Figure dataset records
_ _ _ _ _

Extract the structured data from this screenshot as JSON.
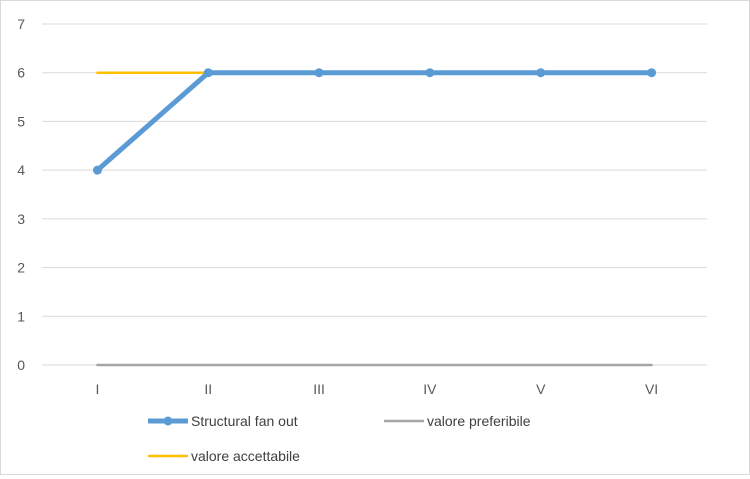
{
  "chart_data": {
    "type": "line",
    "title": "",
    "xlabel": "",
    "ylabel": "",
    "categories": [
      "I",
      "II",
      "III",
      "IV",
      "V",
      "VI"
    ],
    "ylim": [
      0,
      7
    ],
    "yticks": [
      "0",
      "1",
      "2",
      "3",
      "4",
      "5",
      "6",
      "7"
    ],
    "grid": "horizontal",
    "legend_position": "bottom",
    "series": [
      {
        "name": "Structural fan out",
        "values": [
          4,
          6,
          6,
          6,
          6,
          6
        ],
        "color": "#5b9bd5",
        "markers": true
      },
      {
        "name": "valore preferibile",
        "values": [
          0,
          0,
          0,
          0,
          0,
          0
        ],
        "color": "#a5a5a5",
        "markers": false
      },
      {
        "name": "valore accettabile",
        "values": [
          6,
          6,
          6,
          6,
          6,
          6
        ],
        "color": "#ffc000",
        "markers": false
      }
    ]
  }
}
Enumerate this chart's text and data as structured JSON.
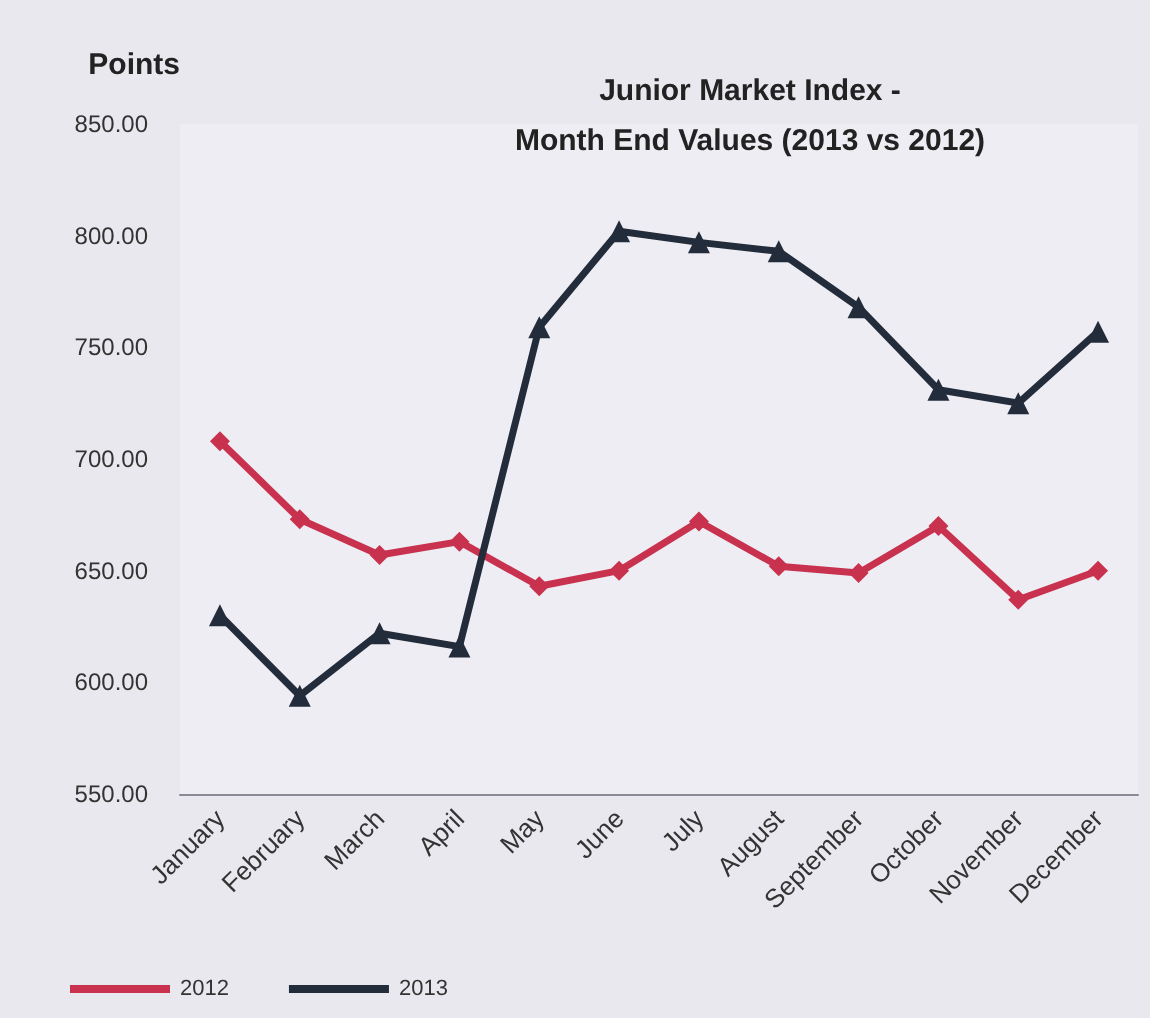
{
  "chart_data": {
    "type": "line",
    "title": "Junior Market Index -\nMonth End Values (2013 vs 2012)",
    "ylabel": "Points",
    "categories": [
      "January",
      "February",
      "March",
      "April",
      "May",
      "June",
      "July",
      "August",
      "September",
      "October",
      "November",
      "December"
    ],
    "series": [
      {
        "name": "2012",
        "color": "#c8324e",
        "marker": "diamond",
        "values": [
          708,
          673,
          657,
          663,
          643,
          650,
          672,
          652,
          649,
          670,
          637,
          650
        ]
      },
      {
        "name": "2013",
        "color": "#222c3a",
        "marker": "triangle",
        "values": [
          630,
          594,
          622,
          616,
          759,
          802,
          797,
          793,
          768,
          731,
          725,
          757
        ]
      }
    ],
    "ylim": [
      550,
      850
    ],
    "yticks": [
      {
        "value": 550,
        "label": "550.00"
      },
      {
        "value": 600,
        "label": "600.00"
      },
      {
        "value": 650,
        "label": "650.00"
      },
      {
        "value": 700,
        "label": "700.00"
      },
      {
        "value": 750,
        "label": "750.00"
      },
      {
        "value": 800,
        "label": "800.00"
      },
      {
        "value": 850,
        "label": "850.00"
      }
    ],
    "grid": false,
    "legend": "bottom left"
  }
}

_ _ _ _ _

• _Prompt_:
List every line from the entries above in which "valore" appears.

• _Solution_:
        "name": "valore preferibile",
        "name": "valore accettabile",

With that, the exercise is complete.